** BEGIN Supplied data **

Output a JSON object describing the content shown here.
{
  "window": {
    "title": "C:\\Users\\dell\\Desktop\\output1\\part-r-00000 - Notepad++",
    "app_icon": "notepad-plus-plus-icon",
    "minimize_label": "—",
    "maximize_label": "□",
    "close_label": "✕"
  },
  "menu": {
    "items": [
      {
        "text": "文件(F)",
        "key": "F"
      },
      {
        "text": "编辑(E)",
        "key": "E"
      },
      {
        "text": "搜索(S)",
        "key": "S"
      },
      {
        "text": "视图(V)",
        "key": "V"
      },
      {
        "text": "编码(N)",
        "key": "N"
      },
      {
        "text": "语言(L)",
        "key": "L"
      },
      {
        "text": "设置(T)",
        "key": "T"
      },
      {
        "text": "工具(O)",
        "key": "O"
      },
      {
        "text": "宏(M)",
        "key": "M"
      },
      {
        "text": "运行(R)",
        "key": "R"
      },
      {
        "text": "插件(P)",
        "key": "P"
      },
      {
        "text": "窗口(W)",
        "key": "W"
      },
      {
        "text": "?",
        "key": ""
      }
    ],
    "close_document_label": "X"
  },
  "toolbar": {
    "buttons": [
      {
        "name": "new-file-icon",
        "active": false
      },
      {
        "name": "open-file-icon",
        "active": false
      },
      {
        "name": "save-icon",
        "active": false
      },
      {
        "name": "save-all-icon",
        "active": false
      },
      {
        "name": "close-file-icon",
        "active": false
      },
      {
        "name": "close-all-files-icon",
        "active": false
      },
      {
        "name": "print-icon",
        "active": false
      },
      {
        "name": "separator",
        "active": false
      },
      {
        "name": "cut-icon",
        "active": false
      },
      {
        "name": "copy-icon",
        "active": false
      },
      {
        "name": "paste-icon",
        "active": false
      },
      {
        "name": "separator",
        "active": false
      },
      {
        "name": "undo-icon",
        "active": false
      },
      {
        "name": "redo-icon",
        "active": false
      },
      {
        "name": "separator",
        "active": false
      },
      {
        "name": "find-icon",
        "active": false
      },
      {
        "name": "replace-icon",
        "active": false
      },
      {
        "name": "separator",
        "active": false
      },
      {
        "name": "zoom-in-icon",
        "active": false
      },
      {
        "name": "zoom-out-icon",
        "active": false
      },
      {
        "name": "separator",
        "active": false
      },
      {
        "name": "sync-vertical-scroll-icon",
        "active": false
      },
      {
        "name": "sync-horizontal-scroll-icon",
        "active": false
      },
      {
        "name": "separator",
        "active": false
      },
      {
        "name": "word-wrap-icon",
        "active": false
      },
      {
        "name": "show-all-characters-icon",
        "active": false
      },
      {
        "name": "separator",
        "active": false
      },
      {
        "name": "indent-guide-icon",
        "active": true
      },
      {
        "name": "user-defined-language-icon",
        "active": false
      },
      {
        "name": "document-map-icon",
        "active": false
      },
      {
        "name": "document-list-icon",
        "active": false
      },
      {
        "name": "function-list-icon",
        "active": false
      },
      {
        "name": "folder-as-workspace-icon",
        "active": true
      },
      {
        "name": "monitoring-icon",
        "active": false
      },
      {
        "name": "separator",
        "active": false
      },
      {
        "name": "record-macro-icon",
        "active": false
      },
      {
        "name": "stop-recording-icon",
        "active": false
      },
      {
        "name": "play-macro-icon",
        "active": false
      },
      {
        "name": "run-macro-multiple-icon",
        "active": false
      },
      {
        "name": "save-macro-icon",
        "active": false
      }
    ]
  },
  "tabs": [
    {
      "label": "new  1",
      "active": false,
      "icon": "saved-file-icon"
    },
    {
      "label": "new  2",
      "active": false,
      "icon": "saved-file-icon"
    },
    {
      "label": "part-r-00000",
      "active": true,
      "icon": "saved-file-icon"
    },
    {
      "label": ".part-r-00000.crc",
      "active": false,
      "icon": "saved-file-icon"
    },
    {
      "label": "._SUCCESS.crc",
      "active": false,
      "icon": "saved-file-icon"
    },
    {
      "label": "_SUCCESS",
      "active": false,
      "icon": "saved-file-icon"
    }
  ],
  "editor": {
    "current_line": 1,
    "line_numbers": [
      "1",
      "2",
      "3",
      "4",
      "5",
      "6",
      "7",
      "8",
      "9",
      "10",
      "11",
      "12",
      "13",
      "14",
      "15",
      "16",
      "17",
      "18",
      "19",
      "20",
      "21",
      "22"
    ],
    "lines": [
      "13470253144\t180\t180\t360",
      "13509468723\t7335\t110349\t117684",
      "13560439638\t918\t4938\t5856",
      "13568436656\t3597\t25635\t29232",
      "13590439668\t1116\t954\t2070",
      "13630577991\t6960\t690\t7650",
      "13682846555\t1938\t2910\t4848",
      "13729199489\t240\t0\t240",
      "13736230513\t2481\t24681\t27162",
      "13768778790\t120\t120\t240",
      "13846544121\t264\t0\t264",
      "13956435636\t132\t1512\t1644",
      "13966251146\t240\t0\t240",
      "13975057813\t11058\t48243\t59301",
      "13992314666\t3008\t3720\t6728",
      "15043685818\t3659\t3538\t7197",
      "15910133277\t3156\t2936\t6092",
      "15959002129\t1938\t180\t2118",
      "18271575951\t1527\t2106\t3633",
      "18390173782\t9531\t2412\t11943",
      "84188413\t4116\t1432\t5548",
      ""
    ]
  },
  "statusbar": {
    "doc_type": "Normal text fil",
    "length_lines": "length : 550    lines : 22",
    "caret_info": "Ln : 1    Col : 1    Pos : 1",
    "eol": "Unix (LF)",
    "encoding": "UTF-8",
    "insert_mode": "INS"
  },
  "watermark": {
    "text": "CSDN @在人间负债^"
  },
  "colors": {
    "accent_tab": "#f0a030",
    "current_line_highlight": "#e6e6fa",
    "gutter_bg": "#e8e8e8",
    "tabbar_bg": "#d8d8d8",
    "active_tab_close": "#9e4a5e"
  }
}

** END Supplied data **

Required work
All of the lines above need to be given again exactly.

Task solution
Output a JSON object describing the content shown here.
{
  "window": {
    "title": "C:\\Users\\dell\\Desktop\\output1\\part-r-00000 - Notepad++",
    "app_icon": "notepad-plus-plus-icon",
    "minimize_label": "—",
    "maximize_label": "□",
    "close_label": "✕"
  },
  "menu": {
    "items": [
      {
        "text": "文件(F)",
        "key": "F"
      },
      {
        "text": "编辑(E)",
        "key": "E"
      },
      {
        "text": "搜索(S)",
        "key": "S"
      },
      {
        "text": "视图(V)",
        "key": "V"
      },
      {
        "text": "编码(N)",
        "key": "N"
      },
      {
        "text": "语言(L)",
        "key": "L"
      },
      {
        "text": "设置(T)",
        "key": "T"
      },
      {
        "text": "工具(O)",
        "key": "O"
      },
      {
        "text": "宏(M)",
        "key": "M"
      },
      {
        "text": "运行(R)",
        "key": "R"
      },
      {
        "text": "插件(P)",
        "key": "P"
      },
      {
        "text": "窗口(W)",
        "key": "W"
      },
      {
        "text": "?",
        "key": ""
      }
    ],
    "close_document_label": "X"
  },
  "toolbar": {
    "buttons": [
      {
        "name": "new-file-icon",
        "active": false
      },
      {
        "name": "open-file-icon",
        "active": false
      },
      {
        "name": "save-icon",
        "active": false
      },
      {
        "name": "save-all-icon",
        "active": false
      },
      {
        "name": "close-file-icon",
        "active": false
      },
      {
        "name": "close-all-files-icon",
        "active": false
      },
      {
        "name": "print-icon",
        "active": false
      },
      {
        "name": "separator",
        "active": false
      },
      {
        "name": "cut-icon",
        "active": false
      },
      {
        "name": "copy-icon",
        "active": false
      },
      {
        "name": "paste-icon",
        "active": false
      },
      {
        "name": "separator",
        "active": false
      },
      {
        "name": "undo-icon",
        "active": false
      },
      {
        "name": "redo-icon",
        "active": false
      },
      {
        "name": "separator",
        "active": false
      },
      {
        "name": "find-icon",
        "active": false
      },
      {
        "name": "replace-icon",
        "active": false
      },
      {
        "name": "separator",
        "active": false
      },
      {
        "name": "zoom-in-icon",
        "active": false
      },
      {
        "name": "zoom-out-icon",
        "active": false
      },
      {
        "name": "separator",
        "active": false
      },
      {
        "name": "sync-vertical-scroll-icon",
        "active": false
      },
      {
        "name": "sync-horizontal-scroll-icon",
        "active": false
      },
      {
        "name": "separator",
        "active": false
      },
      {
        "name": "word-wrap-icon",
        "active": false
      },
      {
        "name": "show-all-characters-icon",
        "active": false
      },
      {
        "name": "separator",
        "active": false
      },
      {
        "name": "indent-guide-icon",
        "active": true
      },
      {
        "name": "user-defined-language-icon",
        "active": false
      },
      {
        "name": "document-map-icon",
        "active": false
      },
      {
        "name": "document-list-icon",
        "active": false
      },
      {
        "name": "function-list-icon",
        "active": false
      },
      {
        "name": "folder-as-workspace-icon",
        "active": true
      },
      {
        "name": "monitoring-icon",
        "active": false
      },
      {
        "name": "separator",
        "active": false
      },
      {
        "name": "record-macro-icon",
        "active": false
      },
      {
        "name": "stop-recording-icon",
        "active": false
      },
      {
        "name": "play-macro-icon",
        "active": false
      },
      {
        "name": "run-macro-multiple-icon",
        "active": false
      },
      {
        "name": "save-macro-icon",
        "active": false
      }
    ]
  },
  "tabs": [
    {
      "label": "new  1",
      "active": false,
      "icon": "saved-file-icon"
    },
    {
      "label": "new  2",
      "active": false,
      "icon": "saved-file-icon"
    },
    {
      "label": "part-r-00000",
      "active": true,
      "icon": "saved-file-icon"
    },
    {
      "label": ".part-r-00000.crc",
      "active": false,
      "icon": "saved-file-icon"
    },
    {
      "label": "._SUCCESS.crc",
      "active": false,
      "icon": "saved-file-icon"
    },
    {
      "label": "_SUCCESS",
      "active": false,
      "icon": "saved-file-icon"
    }
  ],
  "editor": {
    "current_line": 1,
    "line_numbers": [
      "1",
      "2",
      "3",
      "4",
      "5",
      "6",
      "7",
      "8",
      "9",
      "10",
      "11",
      "12",
      "13",
      "14",
      "15",
      "16",
      "17",
      "18",
      "19",
      "20",
      "21",
      "22"
    ],
    "lines": [
      "13470253144\t180\t180\t360",
      "13509468723\t7335\t110349\t117684",
      "13560439638\t918\t4938\t5856",
      "13568436656\t3597\t25635\t29232",
      "13590439668\t1116\t954\t2070",
      "13630577991\t6960\t690\t7650",
      "13682846555\t1938\t2910\t4848",
      "13729199489\t240\t0\t240",
      "13736230513\t2481\t24681\t27162",
      "13768778790\t120\t120\t240",
      "13846544121\t264\t0\t264",
      "13956435636\t132\t1512\t1644",
      "13966251146\t240\t0\t240",
      "13975057813\t11058\t48243\t59301",
      "13992314666\t3008\t3720\t6728",
      "15043685818\t3659\t3538\t7197",
      "15910133277\t3156\t2936\t6092",
      "15959002129\t1938\t180\t2118",
      "18271575951\t1527\t2106\t3633",
      "18390173782\t9531\t2412\t11943",
      "84188413\t4116\t1432\t5548",
      ""
    ]
  },
  "statusbar": {
    "doc_type": "Normal text fil",
    "length_lines": "length : 550    lines : 22",
    "caret_info": "Ln : 1    Col : 1    Pos : 1",
    "eol": "Unix (LF)",
    "encoding": "UTF-8",
    "insert_mode": "INS"
  },
  "watermark": {
    "text": "CSDN @在人间负债^"
  },
  "colors": {
    "accent_tab": "#f0a030",
    "current_line_highlight": "#e6e6fa",
    "gutter_bg": "#e8e8e8",
    "tabbar_bg": "#d8d8d8",
    "active_tab_close": "#9e4a5e"
  }
}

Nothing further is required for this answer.